--- Records for the exercise ---

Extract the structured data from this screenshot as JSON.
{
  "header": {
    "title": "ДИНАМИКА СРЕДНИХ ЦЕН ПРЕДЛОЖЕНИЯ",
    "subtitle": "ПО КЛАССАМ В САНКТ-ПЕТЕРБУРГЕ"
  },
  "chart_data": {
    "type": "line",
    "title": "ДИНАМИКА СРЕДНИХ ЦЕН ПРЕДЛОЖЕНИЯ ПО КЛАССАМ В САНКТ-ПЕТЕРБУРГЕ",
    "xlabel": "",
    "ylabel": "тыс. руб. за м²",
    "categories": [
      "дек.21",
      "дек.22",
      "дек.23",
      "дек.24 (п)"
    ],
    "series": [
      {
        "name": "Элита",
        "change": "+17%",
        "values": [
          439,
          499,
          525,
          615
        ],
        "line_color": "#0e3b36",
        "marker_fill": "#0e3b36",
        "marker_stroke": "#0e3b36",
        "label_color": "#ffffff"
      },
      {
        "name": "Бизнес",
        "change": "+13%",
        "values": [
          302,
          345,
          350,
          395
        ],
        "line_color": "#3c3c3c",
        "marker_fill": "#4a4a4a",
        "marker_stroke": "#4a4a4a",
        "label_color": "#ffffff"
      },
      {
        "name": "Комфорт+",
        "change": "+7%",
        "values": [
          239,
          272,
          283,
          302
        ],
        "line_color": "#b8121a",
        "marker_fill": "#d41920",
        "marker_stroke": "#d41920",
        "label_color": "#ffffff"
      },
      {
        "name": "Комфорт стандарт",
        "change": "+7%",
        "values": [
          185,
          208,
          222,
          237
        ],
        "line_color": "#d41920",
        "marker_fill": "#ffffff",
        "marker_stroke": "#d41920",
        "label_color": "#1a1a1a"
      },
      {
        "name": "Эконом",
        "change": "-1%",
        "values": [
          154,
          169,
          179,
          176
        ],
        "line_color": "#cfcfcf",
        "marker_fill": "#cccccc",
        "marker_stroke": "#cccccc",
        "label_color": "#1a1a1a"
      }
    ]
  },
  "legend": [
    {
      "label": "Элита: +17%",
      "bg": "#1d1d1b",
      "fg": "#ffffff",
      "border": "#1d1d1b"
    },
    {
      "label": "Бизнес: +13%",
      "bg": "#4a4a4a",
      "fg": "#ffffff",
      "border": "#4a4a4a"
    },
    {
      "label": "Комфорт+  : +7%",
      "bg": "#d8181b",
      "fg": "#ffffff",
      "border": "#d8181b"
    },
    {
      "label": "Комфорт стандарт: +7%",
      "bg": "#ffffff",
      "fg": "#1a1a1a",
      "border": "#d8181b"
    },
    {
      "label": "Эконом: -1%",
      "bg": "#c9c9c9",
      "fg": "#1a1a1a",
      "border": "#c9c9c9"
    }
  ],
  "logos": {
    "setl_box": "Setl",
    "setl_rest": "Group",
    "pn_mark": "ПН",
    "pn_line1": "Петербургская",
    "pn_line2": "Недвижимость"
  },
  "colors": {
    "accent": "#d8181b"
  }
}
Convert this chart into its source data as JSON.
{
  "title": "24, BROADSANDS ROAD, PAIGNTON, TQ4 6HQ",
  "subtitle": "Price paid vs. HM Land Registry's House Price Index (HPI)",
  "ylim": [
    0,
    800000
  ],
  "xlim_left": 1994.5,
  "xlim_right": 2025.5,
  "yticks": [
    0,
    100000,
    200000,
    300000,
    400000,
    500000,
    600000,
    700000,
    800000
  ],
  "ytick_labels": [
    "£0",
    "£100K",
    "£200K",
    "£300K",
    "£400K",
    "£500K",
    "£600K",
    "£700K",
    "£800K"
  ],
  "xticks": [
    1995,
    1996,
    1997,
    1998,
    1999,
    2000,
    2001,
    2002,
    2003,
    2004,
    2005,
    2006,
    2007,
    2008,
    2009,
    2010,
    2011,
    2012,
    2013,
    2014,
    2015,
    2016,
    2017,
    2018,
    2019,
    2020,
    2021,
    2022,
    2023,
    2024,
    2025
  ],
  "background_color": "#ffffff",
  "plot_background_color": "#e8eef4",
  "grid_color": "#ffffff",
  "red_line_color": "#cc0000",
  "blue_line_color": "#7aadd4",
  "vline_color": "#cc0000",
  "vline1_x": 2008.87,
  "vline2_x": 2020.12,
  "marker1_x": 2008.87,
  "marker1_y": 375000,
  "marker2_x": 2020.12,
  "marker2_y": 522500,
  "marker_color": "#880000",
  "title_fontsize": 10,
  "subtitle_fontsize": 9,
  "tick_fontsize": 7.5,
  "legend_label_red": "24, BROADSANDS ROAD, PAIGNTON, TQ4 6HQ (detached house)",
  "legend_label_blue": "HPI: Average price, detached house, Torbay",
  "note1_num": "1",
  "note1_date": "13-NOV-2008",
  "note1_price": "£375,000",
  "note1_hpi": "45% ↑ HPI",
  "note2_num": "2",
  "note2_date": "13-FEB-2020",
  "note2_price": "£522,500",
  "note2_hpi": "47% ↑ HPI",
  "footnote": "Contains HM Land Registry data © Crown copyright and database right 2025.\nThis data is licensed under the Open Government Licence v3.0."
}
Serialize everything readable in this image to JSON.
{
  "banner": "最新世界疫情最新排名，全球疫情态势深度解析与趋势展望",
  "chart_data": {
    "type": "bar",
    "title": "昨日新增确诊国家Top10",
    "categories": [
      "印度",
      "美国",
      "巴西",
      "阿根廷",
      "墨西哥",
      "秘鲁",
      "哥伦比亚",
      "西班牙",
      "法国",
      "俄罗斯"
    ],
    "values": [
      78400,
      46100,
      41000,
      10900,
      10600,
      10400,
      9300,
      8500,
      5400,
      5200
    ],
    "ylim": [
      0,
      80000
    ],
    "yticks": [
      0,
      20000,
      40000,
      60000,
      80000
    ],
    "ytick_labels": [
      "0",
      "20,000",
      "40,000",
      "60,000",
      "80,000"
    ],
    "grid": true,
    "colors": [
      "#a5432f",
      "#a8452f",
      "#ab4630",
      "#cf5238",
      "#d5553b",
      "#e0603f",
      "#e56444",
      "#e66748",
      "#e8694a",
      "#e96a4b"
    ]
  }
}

--- Exercise instructions ---
Repeat the material above in full, keeping every word.

--- Result for this exercise ---
Extract the structured data from this screenshot as JSON.
{
  "header": {
    "title": "ДИНАМИКА СРЕДНИХ ЦЕН ПРЕДЛОЖЕНИЯ",
    "subtitle": "ПО КЛАССАМ В САНКТ-ПЕТЕРБУРГЕ"
  },
  "chart_data": {
    "type": "line",
    "title": "ДИНАМИКА СРЕДНИХ ЦЕН ПРЕДЛОЖЕНИЯ ПО КЛАССАМ В САНКТ-ПЕТЕРБУРГЕ",
    "xlabel": "",
    "ylabel": "тыс. руб. за м²",
    "categories": [
      "дек.21",
      "дек.22",
      "дек.23",
      "дек.24 (п)"
    ],
    "series": [
      {
        "name": "Элита",
        "change": "+17%",
        "values": [
          439,
          499,
          525,
          615
        ],
        "line_color": "#0e3b36",
        "marker_fill": "#0e3b36",
        "marker_stroke": "#0e3b36",
        "label_color": "#ffffff"
      },
      {
        "name": "Бизнес",
        "change": "+13%",
        "values": [
          302,
          345,
          350,
          395
        ],
        "line_color": "#3c3c3c",
        "marker_fill": "#4a4a4a",
        "marker_stroke": "#4a4a4a",
        "label_color": "#ffffff"
      },
      {
        "name": "Комфорт+",
        "change": "+7%",
        "values": [
          239,
          272,
          283,
          302
        ],
        "line_color": "#b8121a",
        "marker_fill": "#d41920",
        "marker_stroke": "#d41920",
        "label_color": "#ffffff"
      },
      {
        "name": "Комфорт стандарт",
        "change": "+7%",
        "values": [
          185,
          208,
          222,
          237
        ],
        "line_color": "#d41920",
        "marker_fill": "#ffffff",
        "marker_stroke": "#d41920",
        "label_color": "#1a1a1a"
      },
      {
        "name": "Эконом",
        "change": "-1%",
        "values": [
          154,
          169,
          179,
          176
        ],
        "line_color": "#cfcfcf",
        "marker_fill": "#cccccc",
        "marker_stroke": "#cccccc",
        "label_color": "#1a1a1a"
      }
    ]
  },
  "legend": [
    {
      "label": "Элита: +17%",
      "bg": "#1d1d1b",
      "fg": "#ffffff",
      "border": "#1d1d1b"
    },
    {
      "label": "Бизнес: +13%",
      "bg": "#4a4a4a",
      "fg": "#ffffff",
      "border": "#4a4a4a"
    },
    {
      "label": "Комфорт+  : +7%",
      "bg": "#d8181b",
      "fg": "#ffffff",
      "border": "#d8181b"
    },
    {
      "label": "Комфорт стандарт: +7%",
      "bg": "#ffffff",
      "fg": "#1a1a1a",
      "border": "#d8181b"
    },
    {
      "label": "Эконом: -1%",
      "bg": "#c9c9c9",
      "fg": "#1a1a1a",
      "border": "#c9c9c9"
    }
  ],
  "logos": {
    "setl_box": "Setl",
    "setl_rest": "Group",
    "pn_mark": "ПН",
    "pn_line1": "Петербургская",
    "pn_line2": "Недвижимость"
  },
  "colors": {
    "accent": "#d8181b"
  }
}
Convert this chart into its source data as JSON.
{
  "title": "24, BROADSANDS ROAD, PAIGNTON, TQ4 6HQ",
  "subtitle": "Price paid vs. HM Land Registry's House Price Index (HPI)",
  "ylim": [
    0,
    800000
  ],
  "xlim_left": 1994.5,
  "xlim_right": 2025.5,
  "yticks": [
    0,
    100000,
    200000,
    300000,
    400000,
    500000,
    600000,
    700000,
    800000
  ],
  "ytick_labels": [
    "£0",
    "£100K",
    "£200K",
    "£300K",
    "£400K",
    "£500K",
    "£600K",
    "£700K",
    "£800K"
  ],
  "xticks": [
    1995,
    1996,
    1997,
    1998,
    1999,
    2000,
    2001,
    2002,
    2003,
    2004,
    2005,
    2006,
    2007,
    2008,
    2009,
    2010,
    2011,
    2012,
    2013,
    2014,
    2015,
    2016,
    2017,
    2018,
    2019,
    2020,
    2021,
    2022,
    2023,
    2024,
    2025
  ],
  "background_color": "#ffffff",
  "plot_background_color": "#e8eef4",
  "grid_color": "#ffffff",
  "red_line_color": "#cc0000",
  "blue_line_color": "#7aadd4",
  "vline_color": "#cc0000",
  "vline1_x": 2008.87,
  "vline2_x": 2020.12,
  "marker1_x": 2008.87,
  "marker1_y": 375000,
  "marker2_x": 2020.12,
  "marker2_y": 522500,
  "marker_color": "#880000",
  "title_fontsize": 10,
  "subtitle_fontsize": 9,
  "tick_fontsize": 7.5,
  "legend_label_red": "24, BROADSANDS ROAD, PAIGNTON, TQ4 6HQ (detached house)",
  "legend_label_blue": "HPI: Average price, detached house, Torbay",
  "note1_num": "1",
  "note1_date": "13-NOV-2008",
  "note1_price": "£375,000",
  "note1_hpi": "45% ↑ HPI",
  "note2_num": "2",
  "note2_date": "13-FEB-2020",
  "note2_price": "£522,500",
  "note2_hpi": "47% ↑ HPI",
  "footnote": "Contains HM Land Registry data © Crown copyright and database right 2025.\nThis data is licensed under the Open Government Licence v3.0."
}
Serialize everything readable in this image to JSON.
{
  "banner": "最新世界疫情最新排名，全球疫情态势深度解析与趋势展望",
  "chart_data": {
    "type": "bar",
    "title": "昨日新增确诊国家Top10",
    "categories": [
      "印度",
      "美国",
      "巴西",
      "阿根廷",
      "墨西哥",
      "秘鲁",
      "哥伦比亚",
      "西班牙",
      "法国",
      "俄罗斯"
    ],
    "values": [
      78400,
      46100,
      41000,
      10900,
      10600,
      10400,
      9300,
      8500,
      5400,
      5200
    ],
    "ylim": [
      0,
      80000
    ],
    "yticks": [
      0,
      20000,
      40000,
      60000,
      80000
    ],
    "ytick_labels": [
      "0",
      "20,000",
      "40,000",
      "60,000",
      "80,000"
    ],
    "grid": true,
    "colors": [
      "#a5432f",
      "#a8452f",
      "#ab4630",
      "#cf5238",
      "#d5553b",
      "#e0603f",
      "#e56444",
      "#e66748",
      "#e8694a",
      "#e96a4b"
    ]
  }
}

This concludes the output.